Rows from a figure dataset

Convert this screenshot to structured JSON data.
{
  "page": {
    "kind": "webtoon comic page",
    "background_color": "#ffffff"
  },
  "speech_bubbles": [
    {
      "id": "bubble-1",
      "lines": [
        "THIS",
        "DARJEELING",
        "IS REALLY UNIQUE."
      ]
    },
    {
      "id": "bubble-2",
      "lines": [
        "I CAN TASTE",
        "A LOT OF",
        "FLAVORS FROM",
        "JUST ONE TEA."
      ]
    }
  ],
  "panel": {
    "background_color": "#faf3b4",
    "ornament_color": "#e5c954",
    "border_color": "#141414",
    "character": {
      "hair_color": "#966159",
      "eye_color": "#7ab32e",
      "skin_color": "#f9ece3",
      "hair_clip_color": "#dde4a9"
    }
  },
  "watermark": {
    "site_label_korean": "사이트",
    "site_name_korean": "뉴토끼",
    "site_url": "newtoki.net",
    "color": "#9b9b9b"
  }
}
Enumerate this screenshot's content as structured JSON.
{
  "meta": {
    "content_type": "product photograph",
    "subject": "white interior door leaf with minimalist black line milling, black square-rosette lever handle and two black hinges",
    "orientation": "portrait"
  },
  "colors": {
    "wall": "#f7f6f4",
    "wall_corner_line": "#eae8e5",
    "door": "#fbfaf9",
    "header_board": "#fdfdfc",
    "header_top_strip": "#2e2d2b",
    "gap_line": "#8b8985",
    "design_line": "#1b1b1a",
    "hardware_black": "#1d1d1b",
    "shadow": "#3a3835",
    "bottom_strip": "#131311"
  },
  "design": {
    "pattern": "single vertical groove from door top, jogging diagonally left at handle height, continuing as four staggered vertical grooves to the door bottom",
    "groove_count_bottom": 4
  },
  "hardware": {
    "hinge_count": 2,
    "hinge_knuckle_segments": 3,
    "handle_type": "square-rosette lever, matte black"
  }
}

* AIM OF THE EXERCISE
Copy the records above exactly as they appear.

* RESULT
Convert this screenshot to structured JSON data.
{
  "page": {
    "kind": "webtoon comic page",
    "background_color": "#ffffff"
  },
  "speech_bubbles": [
    {
      "id": "bubble-1",
      "lines": [
        "THIS",
        "DARJEELING",
        "IS REALLY UNIQUE."
      ]
    },
    {
      "id": "bubble-2",
      "lines": [
        "I CAN TASTE",
        "A LOT OF",
        "FLAVORS FROM",
        "JUST ONE TEA."
      ]
    }
  ],
  "panel": {
    "background_color": "#faf3b4",
    "ornament_color": "#e5c954",
    "border_color": "#141414",
    "character": {
      "hair_color": "#966159",
      "eye_color": "#7ab32e",
      "skin_color": "#f9ece3",
      "hair_clip_color": "#dde4a9"
    }
  },
  "watermark": {
    "site_label_korean": "사이트",
    "site_name_korean": "뉴토끼",
    "site_url": "newtoki.net",
    "color": "#9b9b9b"
  }
}
Enumerate this screenshot's content as structured JSON.
{
  "meta": {
    "content_type": "product photograph",
    "subject": "white interior door leaf with minimalist black line milling, black square-rosette lever handle and two black hinges",
    "orientation": "portrait"
  },
  "colors": {
    "wall": "#f7f6f4",
    "wall_corner_line": "#eae8e5",
    "door": "#fbfaf9",
    "header_board": "#fdfdfc",
    "header_top_strip": "#2e2d2b",
    "gap_line": "#8b8985",
    "design_line": "#1b1b1a",
    "hardware_black": "#1d1d1b",
    "shadow": "#3a3835",
    "bottom_strip": "#131311"
  },
  "design": {
    "pattern": "single vertical groove from door top, jogging diagonally left at handle height, continuing as four staggered vertical grooves to the door bottom",
    "groove_count_bottom": 4
  },
  "hardware": {
    "hinge_count": 2,
    "hinge_knuckle_segments": 3,
    "handle_type": "square-rosette lever, matte black"
  }
}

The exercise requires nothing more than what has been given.